Pull each line holding "this" out of the entries below.

▶ Listed entries
--- Begin ---

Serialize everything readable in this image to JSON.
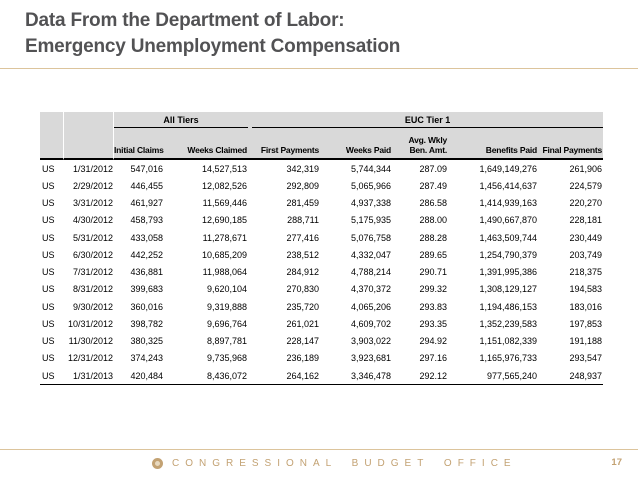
{
  "slide": {
    "title": [
      "Data From the Department of Labor:",
      "Emergency Unemployment Compensation"
    ],
    "footer": {
      "org": "CONGRESSIONAL BUDGET OFFICE",
      "page_number": "17"
    }
  },
  "colors": {
    "title_text": "#525254",
    "accent_rule": "#DCC49C",
    "footer_text": "#C3A273",
    "table_header_bg": "#D9D9D9",
    "table_text": "#000000"
  },
  "table": {
    "group_headers": [
      {
        "label": "All Tiers",
        "colspan": 2
      },
      {
        "label": "EUC Tier 1",
        "colspan": 5
      }
    ],
    "column_keys": [
      "state",
      "date",
      "initial_claims",
      "weeks_claimed",
      "first_payments",
      "weeks_paid",
      "avg_wkly_ben_amt",
      "benefits_paid",
      "final_payments"
    ],
    "columns": [
      {
        "label": "Initial Claims"
      },
      {
        "label": "Weeks Claimed"
      },
      {
        "label": "First Payments"
      },
      {
        "label": "Weeks Paid"
      },
      {
        "label": "Avg. Wkly",
        "label2": "Ben. Amt."
      },
      {
        "label": "Benefits Paid"
      },
      {
        "label": "Final Payments"
      }
    ],
    "rows": [
      [
        "US",
        "1/31/2012",
        "547,016",
        "14,527,513",
        "342,319",
        "5,744,344",
        "287.09",
        "1,649,149,276",
        "261,906"
      ],
      [
        "US",
        "2/29/2012",
        "446,455",
        "12,082,526",
        "292,809",
        "5,065,966",
        "287.49",
        "1,456,414,637",
        "224,579"
      ],
      [
        "US",
        "3/31/2012",
        "461,927",
        "11,569,446",
        "281,459",
        "4,937,338",
        "286.58",
        "1,414,939,163",
        "220,270"
      ],
      [
        "US",
        "4/30/2012",
        "458,793",
        "12,690,185",
        "288,711",
        "5,175,935",
        "288.00",
        "1,490,667,870",
        "228,181"
      ],
      [
        "US",
        "5/31/2012",
        "433,058",
        "11,278,671",
        "277,416",
        "5,076,758",
        "288.28",
        "1,463,509,744",
        "230,449"
      ],
      [
        "US",
        "6/30/2012",
        "442,252",
        "10,685,209",
        "238,512",
        "4,332,047",
        "289.65",
        "1,254,790,379",
        "203,749"
      ],
      [
        "US",
        "7/31/2012",
        "436,881",
        "11,988,064",
        "284,912",
        "4,788,214",
        "290.71",
        "1,391,995,386",
        "218,375"
      ],
      [
        "US",
        "8/31/2012",
        "399,683",
        "9,620,104",
        "270,830",
        "4,370,372",
        "299.32",
        "1,308,129,127",
        "194,583"
      ],
      [
        "US",
        "9/30/2012",
        "360,016",
        "9,319,888",
        "235,720",
        "4,065,206",
        "293.83",
        "1,194,486,153",
        "183,016"
      ],
      [
        "US",
        "10/31/2012",
        "398,782",
        "9,696,764",
        "261,021",
        "4,609,702",
        "293.35",
        "1,352,239,583",
        "197,853"
      ],
      [
        "US",
        "11/30/2012",
        "380,325",
        "8,897,781",
        "228,147",
        "3,903,022",
        "294.92",
        "1,151,082,339",
        "191,188"
      ],
      [
        "US",
        "12/31/2012",
        "374,243",
        "9,735,968",
        "236,189",
        "3,923,681",
        "297.16",
        "1,165,976,733",
        "293,547"
      ],
      [
        "US",
        "1/31/2013",
        "420,484",
        "8,436,072",
        "264,162",
        "3,346,478",
        "292.12",
        "977,565,240",
        "248,937"
      ]
    ]
  }
}
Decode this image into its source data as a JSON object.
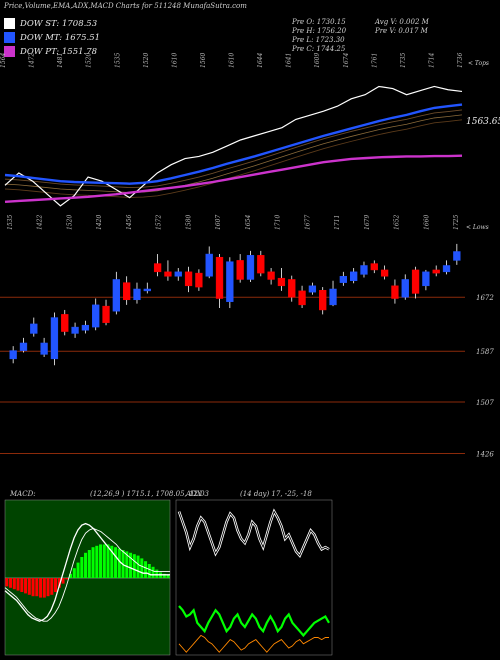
{
  "header": {
    "title": "Price,Volume,EMA,ADX,MACD Charts for 511248 MunafaSutra.com"
  },
  "legend": [
    {
      "label": "DOW ST: 1708.53",
      "color": "#ffffff"
    },
    {
      "label": "DOW MT: 1675.51",
      "color": "#2255ff"
    },
    {
      "label": "DOW PT: 1551.78",
      "color": "#cc33cc"
    }
  ],
  "stats": {
    "prev_open": "Pre  O: 1730.15",
    "prev_high": "Pre  H: 1756.20",
    "prev_low": "Pre  L: 1723.30",
    "prev_close": "Pre  C: 1744.25",
    "avg_volume": "Avg V: 0.002  M",
    "prev_volume": "Pre  V: 0.017 M"
  },
  "panels": {
    "ema_top_label": "< Tops",
    "ema_value_label": "1563.65",
    "price_lows_label": "< Lows",
    "macd_title": "MACD:",
    "macd_params": "(12,26,9 ) 1715.1,  1708.05, 12.03",
    "adx_title": "ADX",
    "adx_params": "(14  day) 17,  -25,  -18"
  },
  "colors": {
    "up_candle": "#2255ff",
    "down_candle": "#ff0000",
    "ema_short": "#ffffff",
    "ema_mid": "#2255ff",
    "ema_long": "#cc33cc",
    "level_line": "#8b2a0a",
    "macd_pos": "#00ff00",
    "macd_neg": "#ff0000",
    "adx_plus": "#00ff00",
    "adx_minus": "#ff8800"
  },
  "chart_data": [
    {
      "type": "line",
      "panel": "ema",
      "top_labels": [
        "1564",
        "1472",
        "1481",
        "1520",
        "1535",
        "1520",
        "1610",
        "1560",
        "1610",
        "1644",
        "1641",
        "1609",
        "1674",
        "1761",
        "1735",
        "1714",
        "1736"
      ],
      "value_label": "1563.65",
      "series": [
        {
          "values": [
            1480,
            1510,
            1490,
            1460,
            1430,
            1455,
            1500,
            1490,
            1470,
            1450,
            1480,
            1510,
            1530,
            1545,
            1550,
            1560,
            1575,
            1590,
            1600,
            1610,
            1620,
            1640,
            1650,
            1660,
            1672,
            1690,
            1700,
            1720,
            1715,
            1700,
            1710,
            1720,
            1712,
            1708
          ]
        },
        {
          "values": [
            1505,
            1502,
            1498,
            1494,
            1490,
            1488,
            1487,
            1486,
            1485,
            1484,
            1486,
            1490,
            1497,
            1505,
            1513,
            1522,
            1532,
            1541,
            1550,
            1560,
            1570,
            1580,
            1590,
            1600,
            1609,
            1618,
            1627,
            1636,
            1644,
            1651,
            1660,
            1668,
            1672,
            1676
          ]
        },
        {
          "values": [
            1440,
            1442,
            1444,
            1446,
            1448,
            1450,
            1452,
            1455,
            1458,
            1462,
            1466,
            1470,
            1474,
            1478,
            1483,
            1488,
            1494,
            1500,
            1506,
            1512,
            1518,
            1524,
            1530,
            1536,
            1540,
            1544,
            1546,
            1548,
            1549,
            1550,
            1550,
            1551,
            1551,
            1552
          ]
        }
      ]
    },
    {
      "type": "bar",
      "panel": "price",
      "bottom_labels": [
        "1535",
        "1422",
        "1520",
        "1420",
        "1456",
        "1572",
        "1580",
        "1607",
        "1654",
        "1710",
        "1677",
        "1711",
        "1679",
        "1652",
        "1660",
        "1725"
      ],
      "levels": [
        "1672",
        "1587",
        "1507",
        "1426"
      ],
      "candles": [
        {
          "o": 1575,
          "c": 1588,
          "h": 1595,
          "l": 1568
        },
        {
          "o": 1588,
          "c": 1600,
          "h": 1608,
          "l": 1585
        },
        {
          "o": 1615,
          "c": 1630,
          "h": 1640,
          "l": 1610
        },
        {
          "o": 1582,
          "c": 1600,
          "h": 1608,
          "l": 1578
        },
        {
          "o": 1575,
          "c": 1640,
          "h": 1648,
          "l": 1565
        },
        {
          "o": 1645,
          "c": 1618,
          "h": 1652,
          "l": 1612
        },
        {
          "o": 1615,
          "c": 1625,
          "h": 1632,
          "l": 1608
        },
        {
          "o": 1620,
          "c": 1628,
          "h": 1635,
          "l": 1615
        },
        {
          "o": 1625,
          "c": 1660,
          "h": 1670,
          "l": 1620
        },
        {
          "o": 1658,
          "c": 1632,
          "h": 1668,
          "l": 1628
        },
        {
          "o": 1650,
          "c": 1700,
          "h": 1712,
          "l": 1645
        },
        {
          "o": 1695,
          "c": 1668,
          "h": 1705,
          "l": 1660
        },
        {
          "o": 1668,
          "c": 1685,
          "h": 1695,
          "l": 1662
        },
        {
          "o": 1682,
          "c": 1685,
          "h": 1695,
          "l": 1678
        },
        {
          "o": 1725,
          "c": 1712,
          "h": 1740,
          "l": 1705
        },
        {
          "o": 1712,
          "c": 1705,
          "h": 1730,
          "l": 1698
        },
        {
          "o": 1705,
          "c": 1712,
          "h": 1718,
          "l": 1698
        },
        {
          "o": 1712,
          "c": 1690,
          "h": 1720,
          "l": 1680
        },
        {
          "o": 1710,
          "c": 1688,
          "h": 1716,
          "l": 1682
        },
        {
          "o": 1705,
          "c": 1740,
          "h": 1752,
          "l": 1702
        },
        {
          "o": 1735,
          "c": 1670,
          "h": 1740,
          "l": 1655
        },
        {
          "o": 1665,
          "c": 1728,
          "h": 1735,
          "l": 1655
        },
        {
          "o": 1730,
          "c": 1700,
          "h": 1740,
          "l": 1695
        },
        {
          "o": 1700,
          "c": 1738,
          "h": 1745,
          "l": 1696
        },
        {
          "o": 1738,
          "c": 1710,
          "h": 1745,
          "l": 1705
        },
        {
          "o": 1712,
          "c": 1700,
          "h": 1718,
          "l": 1692
        },
        {
          "o": 1702,
          "c": 1690,
          "h": 1718,
          "l": 1682
        },
        {
          "o": 1700,
          "c": 1672,
          "h": 1706,
          "l": 1665
        },
        {
          "o": 1682,
          "c": 1660,
          "h": 1690,
          "l": 1655
        },
        {
          "o": 1680,
          "c": 1690,
          "h": 1695,
          "l": 1676
        },
        {
          "o": 1683,
          "c": 1652,
          "h": 1688,
          "l": 1645
        },
        {
          "o": 1660,
          "c": 1685,
          "h": 1698,
          "l": 1658
        },
        {
          "o": 1695,
          "c": 1705,
          "h": 1712,
          "l": 1690
        },
        {
          "o": 1698,
          "c": 1712,
          "h": 1718,
          "l": 1694
        },
        {
          "o": 1708,
          "c": 1722,
          "h": 1728,
          "l": 1703
        },
        {
          "o": 1725,
          "c": 1715,
          "h": 1730,
          "l": 1710
        },
        {
          "o": 1715,
          "c": 1705,
          "h": 1722,
          "l": 1700
        },
        {
          "o": 1690,
          "c": 1670,
          "h": 1700,
          "l": 1662
        },
        {
          "o": 1672,
          "c": 1700,
          "h": 1708,
          "l": 1668
        },
        {
          "o": 1715,
          "c": 1678,
          "h": 1720,
          "l": 1670
        },
        {
          "o": 1690,
          "c": 1712,
          "h": 1715,
          "l": 1683
        },
        {
          "o": 1715,
          "c": 1710,
          "h": 1722,
          "l": 1705
        },
        {
          "o": 1712,
          "c": 1722,
          "h": 1730,
          "l": 1708
        },
        {
          "o": 1730,
          "c": 1744,
          "h": 1756,
          "l": 1723
        }
      ]
    },
    {
      "type": "bar",
      "panel": "macd",
      "histogram": [
        -6,
        -7,
        -8,
        -9,
        -10,
        -11,
        -12,
        -13,
        -13,
        -14,
        -14,
        -13,
        -12,
        -10,
        -7,
        -4,
        -1,
        3,
        7,
        11,
        15,
        18,
        20,
        22,
        23,
        24,
        24,
        24,
        23,
        22,
        21,
        20,
        19,
        18,
        17,
        16,
        14,
        12,
        10,
        8,
        6,
        4,
        3,
        2
      ],
      "series": [
        {
          "values": [
            -8,
            -10,
            -12,
            -14,
            -17,
            -20,
            -23,
            -25,
            -26,
            -27,
            -26,
            -24,
            -20,
            -14,
            -6,
            2,
            10,
            18,
            25,
            30,
            33,
            34,
            33,
            31,
            28,
            25,
            22,
            19,
            16,
            13,
            10,
            8,
            7,
            6,
            5,
            4,
            3,
            3,
            2,
            2,
            2,
            2,
            2,
            2
          ]
        },
        {
          "values": [
            -6,
            -8,
            -10,
            -12,
            -15,
            -18,
            -21,
            -23,
            -25,
            -26,
            -27,
            -27,
            -25,
            -22,
            -18,
            -12,
            -5,
            3,
            11,
            18,
            24,
            28,
            30,
            31,
            30,
            29,
            27,
            25,
            23,
            21,
            18,
            16,
            14,
            12,
            10,
            8,
            7,
            6,
            5,
            4,
            4,
            4,
            4,
            4
          ]
        }
      ]
    },
    {
      "type": "line",
      "panel": "adx",
      "series": [
        {
          "values": [
            35,
            30,
            25,
            18,
            22,
            28,
            32,
            30,
            25,
            20,
            15,
            18,
            24,
            30,
            34,
            32,
            26,
            22,
            20,
            24,
            30,
            28,
            22,
            18,
            24,
            30,
            35,
            32,
            28,
            22,
            24,
            20,
            16,
            14,
            18,
            22,
            26,
            24,
            20,
            17,
            18,
            17
          ]
        },
        {
          "values": [
            -10,
            -12,
            -15,
            -14,
            -12,
            -18,
            -20,
            -22,
            -18,
            -15,
            -12,
            -14,
            -18,
            -22,
            -20,
            -16,
            -14,
            -18,
            -20,
            -17,
            -14,
            -16,
            -20,
            -22,
            -18,
            -15,
            -18,
            -22,
            -20,
            -16,
            -14,
            -18,
            -20,
            -22,
            -24,
            -22,
            -20,
            -18,
            -17,
            -16,
            -15,
            -18
          ]
        },
        {
          "values": [
            -28,
            -30,
            -32,
            -30,
            -28,
            -26,
            -24,
            -25,
            -27,
            -28,
            -30,
            -32,
            -30,
            -28,
            -26,
            -27,
            -29,
            -31,
            -30,
            -28,
            -27,
            -26,
            -28,
            -30,
            -32,
            -30,
            -28,
            -27,
            -26,
            -28,
            -30,
            -29,
            -27,
            -26,
            -28,
            -27,
            -26,
            -25,
            -25,
            -26,
            -25,
            -25
          ]
        }
      ]
    }
  ]
}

--- End ---

▶ Task answer
Serialize everything readable in this image to JSON.
Decode this image into its source data as a JSON object.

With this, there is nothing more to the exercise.